EXCERPTED TEXT:
*** Block opens ***
Hello there! This is probably our last-but-one newsletter before Christmas, which we really hope is a wonderful time of year for you personally. Obviously the world beyond the pages of our books and PDFs is looking less than magical right now, so let’s engage in some cheer by turning our minds to the creativity and cleverness of the TTRPG communities.
As ever, thanks for reading x.
You are reading the TEETH newsletter, written and compiled by Jim Rossignol and Marsh Davies. This is a newsletter about table-top role-playing games: our own - that we’re publishing over here - and some by other lovely people whom we link below. Want us to see your work? Get in touch!
Our latest release was STRANGER & STRANGER, a 63-page, beautifully designed and illustrated campaign-length adventure based around the perilous tribulations of a gang of mutated villagers, an abomination, and a rather convincing stranger. Low prep and highly entertaining. Please do check it out, and, if you are interested in supporting our exploits, please do buy a copy!
The Catfail Grimoire
We’ve not had a great deal of opportunity to play new RPGs lately, so it was a delight and a relief to indulge in an interesting one this week. I was fortunate enough to be able to spend some time with Chris Gardiner of Failbetter Games, James Hewitt of Needy Cat Games, and Kieron Gillen, whom I met in the pub, a long, long time ago. Together, at Gardiner’s prompting, we played a game of The Thief & The Necromancer, which was rather an interesting experience, and I shall tell you about it!
The Thief & The Necromancer (Patreon link!) is based on and is a sort of sequel to The Wizard’s Grimoire - and don’t let these tropey names put you off, because this one fascinates; not least because The Wizard’s Grimoire reverses the relationship between player and GM. As the authors explain: “Instead of a GM saying, "hey, I have this game I'd like to run, who's in?" you say, "hey, I'm trying to get my wizard through this spellbook, do you have a minute?"”
So this isn’t about a GM offering to run an adventure based on a game he’s read the rules for, it’s about a player asking GMs to run a game that the player has read the rules for. The players have a ruleset for each of The Thief and The Necromancer characters, and they set up some initial stats (which feed into dice rolls made later) by asking themselves some binary questions. The answers to these queries feed into this stat or that, rounding out the character’s personality at the same time as defining their ability scores (I am always impressed when RPGs make these two character-creating tasks go hand in hand, rather than being distinct steps in the process.) The GM meanwhile needs do little more than read half a side of A4 guidelines to prepare themselves.
In practice this means that the GMs (or “volunteers”) are taught how to play by the player (or players, in the case of TT&TN) because the players are the ones getting through the thing. Or at least one of them is, because it’s the Necromancer who gets to explore the grimoire as events unfold. The players choose the starting scenario, tell the GMs about it, and then the group plays that through. Later, between scenes (or “sessions”, as the game somewhat awkwardly calls them) the Necromancer takes a moment to research the grimoire, unlocking its various powers and developments by “studying at the feet of your ghostly tutor”. This tutor, Goerne, is the only defined NPC in the game, although there are some useful guidelines for the world generally, and for the world the Thief and The Necromancer find themselves in.
*** Block closes ***
ENTRIES SHOWN:
*** Block opens ***
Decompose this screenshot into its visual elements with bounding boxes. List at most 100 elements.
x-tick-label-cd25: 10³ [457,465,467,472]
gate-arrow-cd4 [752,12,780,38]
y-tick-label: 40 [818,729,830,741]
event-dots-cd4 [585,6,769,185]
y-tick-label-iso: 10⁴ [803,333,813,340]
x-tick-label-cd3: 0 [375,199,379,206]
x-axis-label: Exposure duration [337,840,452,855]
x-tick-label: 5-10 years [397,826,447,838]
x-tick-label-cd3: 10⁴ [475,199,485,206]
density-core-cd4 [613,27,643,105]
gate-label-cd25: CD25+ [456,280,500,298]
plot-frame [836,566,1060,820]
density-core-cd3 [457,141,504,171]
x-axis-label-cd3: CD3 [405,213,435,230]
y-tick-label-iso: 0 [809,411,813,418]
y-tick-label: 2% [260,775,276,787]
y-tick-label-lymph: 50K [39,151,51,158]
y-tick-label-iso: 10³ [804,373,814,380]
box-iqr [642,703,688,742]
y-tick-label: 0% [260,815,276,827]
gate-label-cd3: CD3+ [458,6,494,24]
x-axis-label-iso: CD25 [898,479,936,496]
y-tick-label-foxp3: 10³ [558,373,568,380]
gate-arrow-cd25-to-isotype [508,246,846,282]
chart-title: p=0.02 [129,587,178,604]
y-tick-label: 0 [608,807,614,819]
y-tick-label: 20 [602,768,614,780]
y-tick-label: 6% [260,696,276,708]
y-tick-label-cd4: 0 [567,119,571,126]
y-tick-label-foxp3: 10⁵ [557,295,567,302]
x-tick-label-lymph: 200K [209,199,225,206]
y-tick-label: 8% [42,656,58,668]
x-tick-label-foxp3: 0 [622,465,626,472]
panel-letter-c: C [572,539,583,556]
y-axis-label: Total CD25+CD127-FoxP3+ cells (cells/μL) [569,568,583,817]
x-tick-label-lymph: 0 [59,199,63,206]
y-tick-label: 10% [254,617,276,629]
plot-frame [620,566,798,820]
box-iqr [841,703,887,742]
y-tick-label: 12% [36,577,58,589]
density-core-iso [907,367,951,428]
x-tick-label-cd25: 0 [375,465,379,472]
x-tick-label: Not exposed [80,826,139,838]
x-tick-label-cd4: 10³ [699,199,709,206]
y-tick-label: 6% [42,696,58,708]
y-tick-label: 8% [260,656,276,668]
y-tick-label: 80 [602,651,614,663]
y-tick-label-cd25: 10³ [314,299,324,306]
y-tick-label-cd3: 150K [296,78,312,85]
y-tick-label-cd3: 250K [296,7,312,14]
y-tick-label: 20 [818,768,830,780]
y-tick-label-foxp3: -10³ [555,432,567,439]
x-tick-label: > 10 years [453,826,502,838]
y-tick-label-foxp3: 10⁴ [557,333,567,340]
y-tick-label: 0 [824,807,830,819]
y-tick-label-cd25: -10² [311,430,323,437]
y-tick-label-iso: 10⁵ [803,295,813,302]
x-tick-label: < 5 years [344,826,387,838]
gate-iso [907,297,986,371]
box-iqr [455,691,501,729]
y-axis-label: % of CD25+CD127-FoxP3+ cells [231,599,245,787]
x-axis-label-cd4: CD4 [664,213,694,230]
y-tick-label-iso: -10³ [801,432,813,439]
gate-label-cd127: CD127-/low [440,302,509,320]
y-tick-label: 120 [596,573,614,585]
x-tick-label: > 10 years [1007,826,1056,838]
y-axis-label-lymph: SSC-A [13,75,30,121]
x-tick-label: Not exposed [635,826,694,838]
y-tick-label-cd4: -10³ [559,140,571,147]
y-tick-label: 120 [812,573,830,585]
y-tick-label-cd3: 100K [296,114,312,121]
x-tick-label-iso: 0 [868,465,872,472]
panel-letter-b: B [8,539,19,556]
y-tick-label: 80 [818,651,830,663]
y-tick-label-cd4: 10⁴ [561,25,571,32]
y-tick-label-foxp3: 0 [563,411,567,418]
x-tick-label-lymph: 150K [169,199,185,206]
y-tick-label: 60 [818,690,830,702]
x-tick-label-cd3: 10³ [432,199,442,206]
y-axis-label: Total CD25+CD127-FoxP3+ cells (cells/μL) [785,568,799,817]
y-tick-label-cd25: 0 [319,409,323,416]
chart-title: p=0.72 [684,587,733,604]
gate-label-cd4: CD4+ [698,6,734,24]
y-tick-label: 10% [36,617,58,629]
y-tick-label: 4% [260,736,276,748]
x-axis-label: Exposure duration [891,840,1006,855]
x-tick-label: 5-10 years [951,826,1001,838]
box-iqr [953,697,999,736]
*** Block closes ***
YOUR ASSIGNMENT:
Rewrite the paragraph of the newsletter above that begins "So this isn't about a GM" as a short bulleted list that keeps its main facts.

COMPLETED EXERCISE:
- A player asks GMs to run a game whose rules the player has read, instead of a GM offering to run a game.
- The players have a ruleset for each character, the Thief and the Necromancer.
- Players set initial stats, which feed into later dice rolls, by answering binary questions.
- Those answers shape the character's personality and ability scores at the same time, which the writer finds impressive.
- The GM only needs to read half a side of A4 guidelines to prepare.